TASK:
Check every line below for the word "ylabel" and give only the number of lines where it appears.

── RECORDS FOR THE EXERCISE

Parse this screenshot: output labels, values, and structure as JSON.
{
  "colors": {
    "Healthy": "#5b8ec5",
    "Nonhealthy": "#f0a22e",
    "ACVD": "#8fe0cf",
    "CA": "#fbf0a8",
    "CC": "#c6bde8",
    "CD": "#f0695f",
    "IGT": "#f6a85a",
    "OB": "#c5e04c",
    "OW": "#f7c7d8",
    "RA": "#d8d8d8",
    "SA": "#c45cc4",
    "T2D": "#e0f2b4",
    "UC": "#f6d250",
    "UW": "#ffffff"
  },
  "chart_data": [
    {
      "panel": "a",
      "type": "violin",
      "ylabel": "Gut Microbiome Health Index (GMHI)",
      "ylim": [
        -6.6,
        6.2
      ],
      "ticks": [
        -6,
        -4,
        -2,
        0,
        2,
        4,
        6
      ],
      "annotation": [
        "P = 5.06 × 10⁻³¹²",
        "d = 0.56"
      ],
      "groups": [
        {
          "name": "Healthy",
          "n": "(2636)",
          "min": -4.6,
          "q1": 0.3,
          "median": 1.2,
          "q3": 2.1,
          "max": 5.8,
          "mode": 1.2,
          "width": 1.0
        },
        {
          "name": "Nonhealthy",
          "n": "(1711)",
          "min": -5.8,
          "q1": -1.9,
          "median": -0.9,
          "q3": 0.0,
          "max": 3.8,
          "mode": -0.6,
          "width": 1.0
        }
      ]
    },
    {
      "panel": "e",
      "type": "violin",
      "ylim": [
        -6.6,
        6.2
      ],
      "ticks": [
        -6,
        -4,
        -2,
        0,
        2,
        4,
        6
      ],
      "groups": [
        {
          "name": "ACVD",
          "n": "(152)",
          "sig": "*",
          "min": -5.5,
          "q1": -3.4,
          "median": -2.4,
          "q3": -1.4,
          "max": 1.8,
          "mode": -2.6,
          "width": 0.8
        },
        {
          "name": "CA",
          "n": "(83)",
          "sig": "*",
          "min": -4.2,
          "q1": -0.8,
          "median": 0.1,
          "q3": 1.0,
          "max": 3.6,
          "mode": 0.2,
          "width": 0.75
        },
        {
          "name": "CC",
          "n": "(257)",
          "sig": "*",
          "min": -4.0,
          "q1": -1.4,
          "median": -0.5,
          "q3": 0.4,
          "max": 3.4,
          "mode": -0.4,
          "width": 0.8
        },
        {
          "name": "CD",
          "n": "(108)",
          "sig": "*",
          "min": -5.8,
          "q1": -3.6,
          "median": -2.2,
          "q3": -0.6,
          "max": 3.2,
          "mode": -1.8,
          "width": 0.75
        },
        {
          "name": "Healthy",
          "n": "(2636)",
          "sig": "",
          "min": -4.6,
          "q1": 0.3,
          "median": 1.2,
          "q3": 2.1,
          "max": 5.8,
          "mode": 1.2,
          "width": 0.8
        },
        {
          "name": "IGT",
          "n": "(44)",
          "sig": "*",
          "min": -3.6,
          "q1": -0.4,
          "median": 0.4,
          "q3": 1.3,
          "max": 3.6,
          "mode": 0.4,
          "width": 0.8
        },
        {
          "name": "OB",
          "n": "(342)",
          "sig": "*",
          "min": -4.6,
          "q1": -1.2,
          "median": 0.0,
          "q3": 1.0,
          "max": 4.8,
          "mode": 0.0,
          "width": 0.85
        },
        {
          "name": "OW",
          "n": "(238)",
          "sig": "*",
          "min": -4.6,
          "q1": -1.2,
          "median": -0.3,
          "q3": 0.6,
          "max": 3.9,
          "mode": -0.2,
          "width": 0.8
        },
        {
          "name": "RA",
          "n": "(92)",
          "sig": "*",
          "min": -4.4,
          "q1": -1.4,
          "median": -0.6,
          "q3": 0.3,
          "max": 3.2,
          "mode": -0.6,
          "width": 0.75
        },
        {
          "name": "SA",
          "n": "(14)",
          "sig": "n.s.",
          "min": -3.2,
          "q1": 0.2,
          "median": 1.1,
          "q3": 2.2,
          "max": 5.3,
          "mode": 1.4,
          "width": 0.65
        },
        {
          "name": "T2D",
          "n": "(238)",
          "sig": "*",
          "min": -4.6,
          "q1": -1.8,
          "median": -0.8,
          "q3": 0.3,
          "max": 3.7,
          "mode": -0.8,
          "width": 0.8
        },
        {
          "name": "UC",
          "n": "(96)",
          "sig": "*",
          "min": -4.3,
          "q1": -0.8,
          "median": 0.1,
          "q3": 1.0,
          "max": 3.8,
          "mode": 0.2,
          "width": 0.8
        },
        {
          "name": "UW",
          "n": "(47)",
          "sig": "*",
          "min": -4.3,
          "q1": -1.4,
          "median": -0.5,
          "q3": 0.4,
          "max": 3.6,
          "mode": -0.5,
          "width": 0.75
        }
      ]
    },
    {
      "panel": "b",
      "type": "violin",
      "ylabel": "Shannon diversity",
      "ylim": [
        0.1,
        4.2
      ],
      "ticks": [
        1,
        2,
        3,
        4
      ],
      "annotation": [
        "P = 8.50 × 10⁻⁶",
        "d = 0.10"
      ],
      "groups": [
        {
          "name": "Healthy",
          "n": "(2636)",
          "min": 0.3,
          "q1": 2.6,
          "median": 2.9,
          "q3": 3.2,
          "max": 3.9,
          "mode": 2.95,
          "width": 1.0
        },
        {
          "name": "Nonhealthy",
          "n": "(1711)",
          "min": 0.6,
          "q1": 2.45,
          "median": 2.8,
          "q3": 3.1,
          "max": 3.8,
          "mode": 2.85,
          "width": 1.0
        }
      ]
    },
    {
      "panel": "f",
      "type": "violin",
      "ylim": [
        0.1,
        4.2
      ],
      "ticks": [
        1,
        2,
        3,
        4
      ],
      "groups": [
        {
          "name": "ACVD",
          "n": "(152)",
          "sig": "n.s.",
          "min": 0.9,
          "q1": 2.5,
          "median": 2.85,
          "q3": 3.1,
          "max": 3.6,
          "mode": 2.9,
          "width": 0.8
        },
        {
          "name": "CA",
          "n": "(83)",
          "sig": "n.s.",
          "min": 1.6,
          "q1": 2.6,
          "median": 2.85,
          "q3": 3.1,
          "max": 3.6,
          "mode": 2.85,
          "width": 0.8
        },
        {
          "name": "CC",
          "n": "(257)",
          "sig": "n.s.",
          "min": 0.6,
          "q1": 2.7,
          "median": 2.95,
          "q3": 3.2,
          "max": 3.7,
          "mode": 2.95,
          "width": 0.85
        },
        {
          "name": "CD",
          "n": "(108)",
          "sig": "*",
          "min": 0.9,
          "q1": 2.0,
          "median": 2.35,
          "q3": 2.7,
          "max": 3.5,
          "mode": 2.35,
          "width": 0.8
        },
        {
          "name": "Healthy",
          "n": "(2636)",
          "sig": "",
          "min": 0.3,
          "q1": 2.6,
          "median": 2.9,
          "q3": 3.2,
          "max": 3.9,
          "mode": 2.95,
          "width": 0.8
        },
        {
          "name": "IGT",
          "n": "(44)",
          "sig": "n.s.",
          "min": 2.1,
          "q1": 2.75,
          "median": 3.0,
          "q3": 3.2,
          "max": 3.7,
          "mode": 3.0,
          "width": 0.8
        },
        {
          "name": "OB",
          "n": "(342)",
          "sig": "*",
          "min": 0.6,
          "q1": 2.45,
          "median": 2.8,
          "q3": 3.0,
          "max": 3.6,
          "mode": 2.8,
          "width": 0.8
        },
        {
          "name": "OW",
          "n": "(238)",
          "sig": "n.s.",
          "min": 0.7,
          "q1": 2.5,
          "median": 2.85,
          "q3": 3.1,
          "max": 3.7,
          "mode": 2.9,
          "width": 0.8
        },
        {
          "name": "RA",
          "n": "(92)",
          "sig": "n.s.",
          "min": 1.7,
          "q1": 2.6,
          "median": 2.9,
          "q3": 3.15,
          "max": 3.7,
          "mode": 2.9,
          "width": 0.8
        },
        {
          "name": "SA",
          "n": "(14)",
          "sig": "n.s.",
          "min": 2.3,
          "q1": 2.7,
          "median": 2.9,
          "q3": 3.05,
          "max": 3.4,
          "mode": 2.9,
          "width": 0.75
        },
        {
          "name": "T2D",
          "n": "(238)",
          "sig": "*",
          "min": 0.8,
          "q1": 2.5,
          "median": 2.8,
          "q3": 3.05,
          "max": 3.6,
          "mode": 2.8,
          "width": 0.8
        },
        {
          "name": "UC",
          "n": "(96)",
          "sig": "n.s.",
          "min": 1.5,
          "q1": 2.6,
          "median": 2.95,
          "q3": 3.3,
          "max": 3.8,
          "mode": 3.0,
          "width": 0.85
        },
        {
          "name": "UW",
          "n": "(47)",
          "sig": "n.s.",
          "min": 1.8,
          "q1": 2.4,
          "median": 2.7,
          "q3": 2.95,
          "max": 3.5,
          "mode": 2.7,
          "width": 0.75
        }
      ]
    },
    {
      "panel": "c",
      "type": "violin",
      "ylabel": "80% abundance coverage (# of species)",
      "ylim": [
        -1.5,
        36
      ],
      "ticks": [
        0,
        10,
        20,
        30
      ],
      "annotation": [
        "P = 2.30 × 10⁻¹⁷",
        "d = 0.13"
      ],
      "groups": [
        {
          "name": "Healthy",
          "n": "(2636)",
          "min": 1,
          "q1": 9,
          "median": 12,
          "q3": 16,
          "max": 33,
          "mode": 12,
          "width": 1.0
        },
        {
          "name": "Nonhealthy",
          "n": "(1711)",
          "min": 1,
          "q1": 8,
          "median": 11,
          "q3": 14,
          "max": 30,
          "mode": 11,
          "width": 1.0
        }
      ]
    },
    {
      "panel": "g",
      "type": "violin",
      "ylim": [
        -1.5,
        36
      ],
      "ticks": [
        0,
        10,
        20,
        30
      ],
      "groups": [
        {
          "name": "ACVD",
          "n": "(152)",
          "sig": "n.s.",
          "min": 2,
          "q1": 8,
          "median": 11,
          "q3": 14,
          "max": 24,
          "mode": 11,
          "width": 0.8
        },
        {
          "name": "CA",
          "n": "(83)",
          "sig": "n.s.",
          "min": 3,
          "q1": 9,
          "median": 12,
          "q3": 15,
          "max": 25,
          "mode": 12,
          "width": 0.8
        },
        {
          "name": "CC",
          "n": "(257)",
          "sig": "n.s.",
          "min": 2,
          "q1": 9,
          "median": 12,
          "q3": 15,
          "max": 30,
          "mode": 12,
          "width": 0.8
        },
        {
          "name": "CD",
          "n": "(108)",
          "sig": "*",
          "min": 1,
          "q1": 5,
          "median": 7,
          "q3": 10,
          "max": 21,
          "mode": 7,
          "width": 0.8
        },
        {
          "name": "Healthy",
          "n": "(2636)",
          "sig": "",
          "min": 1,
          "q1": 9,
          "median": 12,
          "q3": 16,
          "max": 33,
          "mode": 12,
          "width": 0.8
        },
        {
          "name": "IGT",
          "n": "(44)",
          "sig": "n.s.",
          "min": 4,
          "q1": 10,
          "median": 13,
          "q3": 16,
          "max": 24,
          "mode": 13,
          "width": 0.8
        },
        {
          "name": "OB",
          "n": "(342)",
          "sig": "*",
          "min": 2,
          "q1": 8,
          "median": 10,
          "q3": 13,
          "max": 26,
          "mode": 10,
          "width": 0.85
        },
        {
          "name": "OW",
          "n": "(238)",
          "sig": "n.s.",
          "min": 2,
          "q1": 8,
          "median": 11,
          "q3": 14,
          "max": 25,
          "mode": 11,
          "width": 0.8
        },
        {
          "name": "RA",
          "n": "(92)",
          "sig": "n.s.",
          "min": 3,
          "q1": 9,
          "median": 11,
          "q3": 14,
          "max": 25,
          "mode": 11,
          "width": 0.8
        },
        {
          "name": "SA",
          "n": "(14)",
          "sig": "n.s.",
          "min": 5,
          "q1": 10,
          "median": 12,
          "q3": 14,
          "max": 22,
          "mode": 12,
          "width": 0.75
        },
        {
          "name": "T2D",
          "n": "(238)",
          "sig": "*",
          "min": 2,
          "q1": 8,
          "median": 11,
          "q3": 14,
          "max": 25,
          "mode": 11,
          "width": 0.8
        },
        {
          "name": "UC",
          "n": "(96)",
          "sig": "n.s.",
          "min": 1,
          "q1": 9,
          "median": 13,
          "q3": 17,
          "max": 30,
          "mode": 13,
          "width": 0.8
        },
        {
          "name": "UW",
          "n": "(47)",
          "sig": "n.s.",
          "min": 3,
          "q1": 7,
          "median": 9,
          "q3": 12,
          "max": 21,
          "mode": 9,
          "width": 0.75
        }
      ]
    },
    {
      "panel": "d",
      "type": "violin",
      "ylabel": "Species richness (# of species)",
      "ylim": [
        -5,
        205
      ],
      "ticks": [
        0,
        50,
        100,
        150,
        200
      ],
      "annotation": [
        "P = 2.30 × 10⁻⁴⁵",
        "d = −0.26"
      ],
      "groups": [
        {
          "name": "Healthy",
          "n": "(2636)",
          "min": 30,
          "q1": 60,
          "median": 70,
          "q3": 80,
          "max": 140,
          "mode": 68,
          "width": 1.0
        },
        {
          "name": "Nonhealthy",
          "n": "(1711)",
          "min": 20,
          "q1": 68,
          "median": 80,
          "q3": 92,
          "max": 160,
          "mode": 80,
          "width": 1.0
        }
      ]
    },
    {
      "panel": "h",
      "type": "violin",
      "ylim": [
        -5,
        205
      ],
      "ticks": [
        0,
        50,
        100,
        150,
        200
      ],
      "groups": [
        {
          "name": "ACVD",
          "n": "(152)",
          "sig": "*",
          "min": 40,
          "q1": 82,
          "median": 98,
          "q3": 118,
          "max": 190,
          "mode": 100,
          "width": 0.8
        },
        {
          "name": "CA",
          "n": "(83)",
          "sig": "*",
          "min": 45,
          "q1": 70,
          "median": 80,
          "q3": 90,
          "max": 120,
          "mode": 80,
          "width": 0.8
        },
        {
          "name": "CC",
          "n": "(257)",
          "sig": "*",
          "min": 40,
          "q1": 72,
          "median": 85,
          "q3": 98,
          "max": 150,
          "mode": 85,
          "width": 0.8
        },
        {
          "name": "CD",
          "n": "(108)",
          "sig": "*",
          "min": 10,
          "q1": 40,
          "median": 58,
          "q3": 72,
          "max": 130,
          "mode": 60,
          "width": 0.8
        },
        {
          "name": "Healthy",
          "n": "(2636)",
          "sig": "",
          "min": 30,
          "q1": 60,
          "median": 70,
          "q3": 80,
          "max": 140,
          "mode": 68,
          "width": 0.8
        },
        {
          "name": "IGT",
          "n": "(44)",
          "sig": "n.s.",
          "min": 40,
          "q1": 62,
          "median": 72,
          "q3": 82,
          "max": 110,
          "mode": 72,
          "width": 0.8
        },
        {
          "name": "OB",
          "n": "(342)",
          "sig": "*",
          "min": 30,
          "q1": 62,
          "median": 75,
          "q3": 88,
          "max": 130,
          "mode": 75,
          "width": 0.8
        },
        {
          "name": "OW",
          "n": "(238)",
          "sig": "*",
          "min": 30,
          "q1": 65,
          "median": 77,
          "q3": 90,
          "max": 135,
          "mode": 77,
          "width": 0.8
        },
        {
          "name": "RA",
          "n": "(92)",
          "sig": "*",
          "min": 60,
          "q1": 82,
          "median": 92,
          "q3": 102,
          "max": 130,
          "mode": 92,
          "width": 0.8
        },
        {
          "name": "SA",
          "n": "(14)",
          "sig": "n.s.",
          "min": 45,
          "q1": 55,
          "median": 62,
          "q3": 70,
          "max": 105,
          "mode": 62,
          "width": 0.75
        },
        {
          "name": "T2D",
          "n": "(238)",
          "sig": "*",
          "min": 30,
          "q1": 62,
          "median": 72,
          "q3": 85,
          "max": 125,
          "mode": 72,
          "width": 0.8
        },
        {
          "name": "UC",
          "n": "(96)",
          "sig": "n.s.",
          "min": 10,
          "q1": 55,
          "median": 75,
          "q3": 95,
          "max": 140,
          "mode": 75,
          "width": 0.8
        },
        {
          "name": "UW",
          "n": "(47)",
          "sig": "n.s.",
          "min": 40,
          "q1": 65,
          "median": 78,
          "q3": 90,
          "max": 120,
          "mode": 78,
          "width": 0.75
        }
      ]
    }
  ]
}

────

CORRECT ANSWER:
4